## start

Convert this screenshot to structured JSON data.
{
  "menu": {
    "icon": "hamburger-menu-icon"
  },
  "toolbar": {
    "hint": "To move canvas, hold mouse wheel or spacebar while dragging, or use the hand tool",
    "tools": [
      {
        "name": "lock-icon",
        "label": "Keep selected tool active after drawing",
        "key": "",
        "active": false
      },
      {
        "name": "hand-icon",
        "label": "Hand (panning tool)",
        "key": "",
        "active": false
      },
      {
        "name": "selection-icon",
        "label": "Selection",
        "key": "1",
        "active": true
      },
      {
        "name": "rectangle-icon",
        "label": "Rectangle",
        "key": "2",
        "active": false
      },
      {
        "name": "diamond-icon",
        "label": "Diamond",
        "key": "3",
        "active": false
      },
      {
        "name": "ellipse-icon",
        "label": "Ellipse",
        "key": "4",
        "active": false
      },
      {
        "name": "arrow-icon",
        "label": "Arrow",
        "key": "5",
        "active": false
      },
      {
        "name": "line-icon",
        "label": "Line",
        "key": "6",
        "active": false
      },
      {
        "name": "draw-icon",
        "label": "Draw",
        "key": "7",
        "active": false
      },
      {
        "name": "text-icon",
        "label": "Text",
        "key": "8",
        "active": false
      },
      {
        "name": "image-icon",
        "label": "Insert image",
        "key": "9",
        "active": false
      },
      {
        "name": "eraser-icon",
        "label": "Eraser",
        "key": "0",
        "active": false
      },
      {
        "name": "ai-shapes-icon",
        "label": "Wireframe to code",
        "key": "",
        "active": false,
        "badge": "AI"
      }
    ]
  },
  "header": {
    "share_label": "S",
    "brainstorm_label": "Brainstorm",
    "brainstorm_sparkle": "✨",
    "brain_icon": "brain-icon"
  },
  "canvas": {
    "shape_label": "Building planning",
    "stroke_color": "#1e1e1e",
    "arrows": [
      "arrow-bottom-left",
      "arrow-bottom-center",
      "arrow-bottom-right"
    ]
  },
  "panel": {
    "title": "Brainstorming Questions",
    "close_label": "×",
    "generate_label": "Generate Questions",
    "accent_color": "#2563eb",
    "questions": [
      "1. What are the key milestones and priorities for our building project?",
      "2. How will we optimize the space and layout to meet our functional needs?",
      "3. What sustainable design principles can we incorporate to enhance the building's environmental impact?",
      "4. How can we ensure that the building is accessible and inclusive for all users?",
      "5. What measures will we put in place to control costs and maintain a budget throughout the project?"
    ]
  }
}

## end

## TASK DIRECTIONS
Give only the number of lines in the entries above that contain the string "will".

## OUTPUT BELOW
2